DOCUMENT SECTION >>
▼
- Directed by: Joseph Losey
- Screenplay by: Alun Owen
- Story by: Jimmy Sangster (uncredited)
- Produced by: Jack Greenwood
- Starring: Stanley Baker; Sam Wanamaker; Grégoire Aslan; Margit Saad; ;
- Cinematography: Robert Krasker
- Edited by: Reginald Mills
- Music by: John Dankworth
- Production company: Merton Park Studios
- Distributed by: Anglo-Amalgamated (UK)
- Release dates: August 28, 1960 (Edinburgh); October 28, 1960 (London);
- Running time: 97 minutes
- Country: United Kingdom
- Language: English
- Budget: £60,000

= The Criminal (1960 film) =

1960 British film by Joseph Losey

The Criminal (released in the United States as The Concrete Jungle) is a 1960 British neo-noir crime film directed by Joseph Losey and starring Stanley Baker, Sam Wanamaker, Grégoire Aslan, Jill Bennett, and Margit Saad. Baker plays Johnny Bannion, a recently paroled gangster who is sent back to prison after robbing a racetrack, with both the authorities and the criminal underworld looking for the money.

Alun Owen wrote the screenplay, from a story by an uncredited Jimmy Sangster. John Dankworth composed the musical score, with a title song sung by Cleo Laine. The ensemble supporting cast features Jill Bennett, Rupert Davies, Laurence Naismith, and Patrick Magee and Murray Melvin in their film debuts. The film, is noted for its harsh and violent portrayal of prison life which led it to be banned in several countries, including Finland and Ireland.

==Plot==
Johnny Bannion is a career criminal with an entourage of minor criminals and fast girls. After being paroled from a three-year stint in prison, he begins planning his "comeback"–a racetrack heist for £40,000. He successfully plans and executes the robbery with the help of his partner, a well-connected American named Mike Carter. Unbeknownst to him, the racetrack is owned by another gangster. Word is spread of Bannion's responsibility, he's double crossed by his associates and he is sent back to prison, where he is a well-known figure.

In prison, Italian mob boss Frank Saffron takes Bannion under his wing and secures a move to a different cell block through claiming to be a Roman Catholic. He tells Bannion the outside world wants their £40,000 back but is prepared to give favours if he gets a cut. They make their plans whispering to each other during Sunday mass.
▲
TASK A >> Set out the rows running from the one containing "gradient-pie-avatar-icon bbox=[58, 65, 164, 171]" through the one containing "quote-text: 16X能加大电池吗? bbox=[257, 182, 1677, 251]" as a numbered list, leaving out any blank lines.
The rows have no connection to the film text above them.

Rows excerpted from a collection
▼
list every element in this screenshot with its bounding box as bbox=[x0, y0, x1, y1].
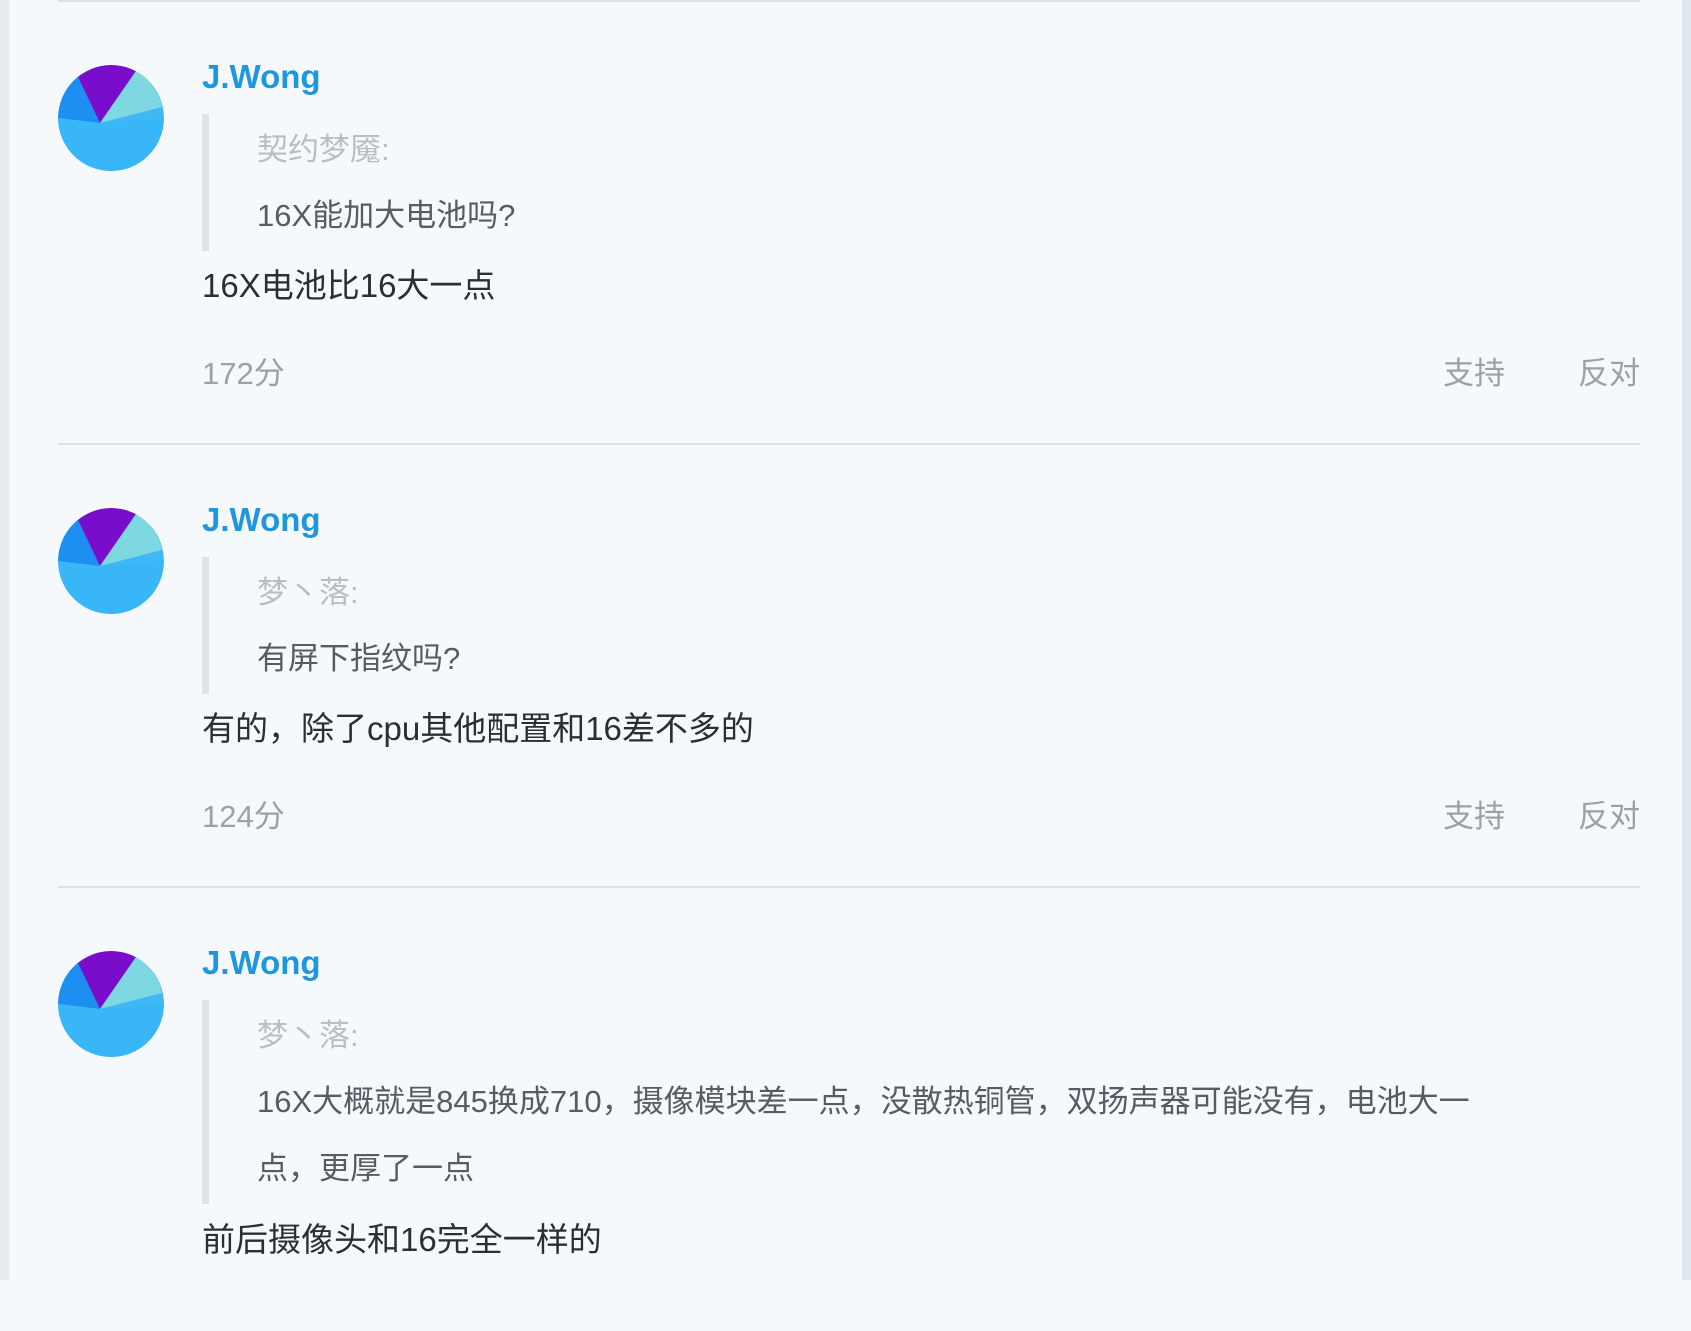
gradient-pie-avatar-icon bbox=[58, 65, 164, 171]
reply-text: 16X电池比16大一点 bbox=[202, 267, 496, 304]
quoted-comment: 梦丶落: 有屏下指纹吗? bbox=[202, 557, 1677, 694]
oppose-button[interactable]: 反对 bbox=[1578, 795, 1640, 839]
username-link[interactable]: J.Wong bbox=[202, 498, 321, 542]
page-right-edge bbox=[1682, 0, 1691, 1280]
quoted-comment: 契约梦魇: 16X能加大电池吗? bbox=[202, 114, 1677, 251]
avatar[interactable] bbox=[58, 65, 164, 171]
quote-text: 16X能加大电池吗? bbox=[257, 182, 1677, 251]
username-link[interactable]: J.Wong bbox=[202, 941, 321, 985]
avatar[interactable] bbox=[58, 951, 164, 1057]
quote-line: 有屏下指纹吗? bbox=[257, 641, 461, 676]
quote-author: 梦丶落: bbox=[257, 1018, 359, 1053]
oppose-button[interactable]: 反对 bbox=[1578, 352, 1640, 396]
quoted-comment: 梦丶落: 16X大概就是845换成710，摄像模块差一点，没散热铜管，双扬声器可… bbox=[202, 1000, 1677, 1204]
quote-author: 契约梦魇: bbox=[257, 132, 390, 167]
quote-line: 16X能加大电池吗? bbox=[257, 198, 516, 233]
quote-text: 16X大概就是845换成710，摄像模块差一点，没散热铜管，双扬声器可能没有，电… bbox=[257, 1068, 1677, 1204]
score-label: 172分 bbox=[202, 356, 285, 391]
avatar[interactable] bbox=[58, 508, 164, 614]
username-link[interactable]: J.Wong bbox=[202, 55, 321, 99]
quote-text: 有屏下指纹吗? bbox=[257, 625, 1677, 694]
page-left-edge bbox=[0, 0, 9, 1280]
comment-item: J.Wong 梦丶落: 16X大概就是845换成710，摄像模块差一点，没散热铜… bbox=[58, 888, 1640, 1331]
quote-author: 梦丶落: bbox=[257, 575, 359, 610]
comment-item: J.Wong 契约梦魇: 16X能加大电池吗? 16X电池比16大一点 172分… bbox=[58, 2, 1640, 445]
support-button[interactable]: 支持 bbox=[1443, 795, 1505, 839]
score-label: 124分 bbox=[202, 799, 285, 834]
support-button[interactable]: 支持 bbox=[1443, 352, 1505, 396]
quote-line: 点，更厚了一点 bbox=[257, 1151, 474, 1186]
reply-text: 有的，除了cpu其他配置和16差不多的 bbox=[202, 710, 754, 747]
comment-item: J.Wong 梦丶落: 有屏下指纹吗? 有的，除了cpu其他配置和16差不多的 … bbox=[58, 445, 1640, 888]
gradient-pie-avatar-icon bbox=[58, 951, 164, 1057]
reply-text: 前后摄像头和16完全一样的 bbox=[202, 1221, 602, 1258]
quote-line: 16X大概就是845换成710，摄像模块差一点，没散热铜管，双扬声器可能没有，电… bbox=[257, 1084, 1470, 1119]
gradient-pie-avatar-icon bbox=[58, 508, 164, 614]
▲
TASK B >> Based on the text about the film The Criminal, answer yes or no to each statement and quote the words of the text that decide it: (i) Alun Owen wrote the screenplay. (ii) The film was banned in Finland. (iii) Bannion plans a racetrack heist for £60,000.

COMPLETE ANSWER A >>
1. gradient-pie-avatar-icon bbox=[58, 65, 164, 171]
2. reply-text: 16X电池比16大一点 bbox=[202, 267, 496, 304]
3. quoted-comment: 梦丶落: 有屏下指纹吗? bbox=[202, 557, 1677, 694]
4. oppose-button[interactable]: 反对 bbox=[1578, 795, 1640, 839]
5. username-link[interactable]: J.Wong bbox=[202, 498, 321, 542]
6. page-right-edge bbox=[1682, 0, 1691, 1280]
7. quoted-comment: 契约梦魇: 16X能加大电池吗? bbox=[202, 114, 1677, 251]
8. avatar[interactable] bbox=[58, 65, 164, 171]
9. quote-text: 16X能加大电池吗? bbox=[257, 182, 1677, 251]

COMPLETE ANSWER B >>
(i) Yes: "Alun Owen wrote the screenplay"
(ii) Yes: "banned in several countries, including Finland and Ireland"
(iii) No: "a racetrack heist for £40,000"